PROBLEM REQUIREMENTS:
Look through the lines below and extract any with the word "mind".

Collected data:
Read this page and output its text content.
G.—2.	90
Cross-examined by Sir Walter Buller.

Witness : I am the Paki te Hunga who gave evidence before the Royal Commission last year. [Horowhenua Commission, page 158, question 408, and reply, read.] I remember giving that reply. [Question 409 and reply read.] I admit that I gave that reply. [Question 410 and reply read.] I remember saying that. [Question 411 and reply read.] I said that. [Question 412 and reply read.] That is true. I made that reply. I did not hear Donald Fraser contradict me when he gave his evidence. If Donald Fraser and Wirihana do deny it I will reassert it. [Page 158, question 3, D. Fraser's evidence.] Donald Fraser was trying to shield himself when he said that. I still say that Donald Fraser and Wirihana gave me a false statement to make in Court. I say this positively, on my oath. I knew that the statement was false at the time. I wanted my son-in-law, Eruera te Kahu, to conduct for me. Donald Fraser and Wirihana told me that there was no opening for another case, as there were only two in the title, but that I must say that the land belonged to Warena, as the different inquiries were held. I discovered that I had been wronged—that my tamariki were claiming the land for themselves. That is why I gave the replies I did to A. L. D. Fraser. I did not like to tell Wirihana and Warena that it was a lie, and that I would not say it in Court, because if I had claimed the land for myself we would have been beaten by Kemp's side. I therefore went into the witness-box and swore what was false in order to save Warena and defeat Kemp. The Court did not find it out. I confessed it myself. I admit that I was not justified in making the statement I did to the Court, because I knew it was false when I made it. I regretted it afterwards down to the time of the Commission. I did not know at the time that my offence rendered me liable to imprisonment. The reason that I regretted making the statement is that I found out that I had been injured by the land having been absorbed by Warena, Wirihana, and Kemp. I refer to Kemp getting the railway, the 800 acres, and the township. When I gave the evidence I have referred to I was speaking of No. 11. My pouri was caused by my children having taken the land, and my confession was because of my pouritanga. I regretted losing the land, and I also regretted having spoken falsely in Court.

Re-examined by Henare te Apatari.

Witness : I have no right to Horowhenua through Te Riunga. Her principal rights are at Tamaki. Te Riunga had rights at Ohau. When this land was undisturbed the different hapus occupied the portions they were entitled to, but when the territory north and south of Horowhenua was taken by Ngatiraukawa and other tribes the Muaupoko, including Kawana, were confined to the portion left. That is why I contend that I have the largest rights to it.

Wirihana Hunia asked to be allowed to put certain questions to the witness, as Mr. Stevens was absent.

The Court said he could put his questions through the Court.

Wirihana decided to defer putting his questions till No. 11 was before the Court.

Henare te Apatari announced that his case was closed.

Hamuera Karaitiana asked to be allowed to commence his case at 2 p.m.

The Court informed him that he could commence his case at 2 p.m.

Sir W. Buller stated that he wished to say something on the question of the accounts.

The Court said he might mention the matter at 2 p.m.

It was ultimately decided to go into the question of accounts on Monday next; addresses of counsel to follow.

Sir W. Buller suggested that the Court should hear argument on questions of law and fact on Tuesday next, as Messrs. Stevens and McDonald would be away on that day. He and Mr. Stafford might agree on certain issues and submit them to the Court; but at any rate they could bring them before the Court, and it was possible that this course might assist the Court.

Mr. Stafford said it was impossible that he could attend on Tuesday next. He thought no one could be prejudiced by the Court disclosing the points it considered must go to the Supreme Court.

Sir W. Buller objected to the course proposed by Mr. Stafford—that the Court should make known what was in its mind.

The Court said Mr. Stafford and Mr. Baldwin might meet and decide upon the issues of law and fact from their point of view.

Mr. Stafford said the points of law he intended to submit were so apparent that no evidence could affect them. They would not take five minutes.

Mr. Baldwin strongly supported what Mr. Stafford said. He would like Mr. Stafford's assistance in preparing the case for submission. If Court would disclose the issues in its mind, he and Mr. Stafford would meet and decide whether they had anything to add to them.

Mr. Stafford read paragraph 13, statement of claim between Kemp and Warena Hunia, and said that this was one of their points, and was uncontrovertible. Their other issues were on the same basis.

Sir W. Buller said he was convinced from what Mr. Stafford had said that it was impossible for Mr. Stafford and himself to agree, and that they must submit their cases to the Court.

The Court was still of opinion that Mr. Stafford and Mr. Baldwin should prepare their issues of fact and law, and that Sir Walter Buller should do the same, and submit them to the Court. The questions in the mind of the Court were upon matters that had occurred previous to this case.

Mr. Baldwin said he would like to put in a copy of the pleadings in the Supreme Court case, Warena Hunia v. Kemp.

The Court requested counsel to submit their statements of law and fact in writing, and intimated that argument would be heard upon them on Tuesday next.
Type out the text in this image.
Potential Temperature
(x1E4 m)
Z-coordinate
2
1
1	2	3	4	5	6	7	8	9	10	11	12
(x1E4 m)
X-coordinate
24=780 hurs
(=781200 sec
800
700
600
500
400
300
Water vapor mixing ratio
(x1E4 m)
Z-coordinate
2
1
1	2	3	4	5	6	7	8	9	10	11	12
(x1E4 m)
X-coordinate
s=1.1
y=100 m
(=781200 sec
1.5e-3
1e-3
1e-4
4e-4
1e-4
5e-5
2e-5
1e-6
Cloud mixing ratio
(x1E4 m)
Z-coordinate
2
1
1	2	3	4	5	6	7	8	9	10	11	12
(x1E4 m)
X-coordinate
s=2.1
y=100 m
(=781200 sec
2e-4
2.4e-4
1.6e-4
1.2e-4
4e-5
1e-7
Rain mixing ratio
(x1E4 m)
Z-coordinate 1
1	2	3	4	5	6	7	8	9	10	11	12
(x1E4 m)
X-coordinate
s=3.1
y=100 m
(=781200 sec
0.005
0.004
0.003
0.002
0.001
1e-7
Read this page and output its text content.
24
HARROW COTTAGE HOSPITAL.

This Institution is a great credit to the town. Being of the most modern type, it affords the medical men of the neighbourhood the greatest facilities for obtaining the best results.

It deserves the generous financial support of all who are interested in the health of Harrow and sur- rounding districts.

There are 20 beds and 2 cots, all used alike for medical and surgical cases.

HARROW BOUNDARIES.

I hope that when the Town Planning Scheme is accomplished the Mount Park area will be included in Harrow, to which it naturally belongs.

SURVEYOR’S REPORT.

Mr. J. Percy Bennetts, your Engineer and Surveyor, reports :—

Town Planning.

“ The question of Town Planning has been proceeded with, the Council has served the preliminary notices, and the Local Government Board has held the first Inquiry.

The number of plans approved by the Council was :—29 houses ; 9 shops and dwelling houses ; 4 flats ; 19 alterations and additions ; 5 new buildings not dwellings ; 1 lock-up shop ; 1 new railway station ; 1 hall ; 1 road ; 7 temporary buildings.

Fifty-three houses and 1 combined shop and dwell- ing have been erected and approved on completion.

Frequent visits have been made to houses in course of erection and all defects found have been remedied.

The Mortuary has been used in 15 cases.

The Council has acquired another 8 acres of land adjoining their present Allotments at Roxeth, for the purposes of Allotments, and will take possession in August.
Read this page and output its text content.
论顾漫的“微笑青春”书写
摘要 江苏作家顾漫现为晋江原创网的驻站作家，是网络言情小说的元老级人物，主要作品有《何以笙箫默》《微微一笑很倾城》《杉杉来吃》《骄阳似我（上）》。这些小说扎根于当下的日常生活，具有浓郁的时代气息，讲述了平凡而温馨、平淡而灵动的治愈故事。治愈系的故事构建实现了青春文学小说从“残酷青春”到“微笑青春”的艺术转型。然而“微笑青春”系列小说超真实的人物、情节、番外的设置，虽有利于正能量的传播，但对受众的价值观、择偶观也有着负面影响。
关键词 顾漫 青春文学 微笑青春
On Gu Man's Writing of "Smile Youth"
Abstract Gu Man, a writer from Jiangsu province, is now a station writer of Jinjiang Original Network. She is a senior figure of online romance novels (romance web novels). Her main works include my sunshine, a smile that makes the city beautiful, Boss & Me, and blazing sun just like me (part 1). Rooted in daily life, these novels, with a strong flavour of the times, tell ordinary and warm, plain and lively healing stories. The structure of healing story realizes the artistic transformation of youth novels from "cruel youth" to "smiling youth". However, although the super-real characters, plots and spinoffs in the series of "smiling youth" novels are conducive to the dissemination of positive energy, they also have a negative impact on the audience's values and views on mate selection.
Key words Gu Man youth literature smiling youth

WORKED ANSWER:
Sir W. Buller objected to the course proposed by Mr. Stafford—that the Court should make known what was in its mind.
Mr. Baldwin strongly supported what Mr. Stafford said. He would like Mr. Stafford's assistance in preparing the case for submission. If Court would disclose the issues in its mind, he and Mr. Stafford would meet and decide whether they had anything to add to them.
The Court was still of opinion that Mr. Stafford and Mr. Baldwin should prepare their issues of fact and law, and that Sir Walter Buller should do the same, and submit them to the Court. The questions in the mind of the Court were upon matters that had occurred previous to this case.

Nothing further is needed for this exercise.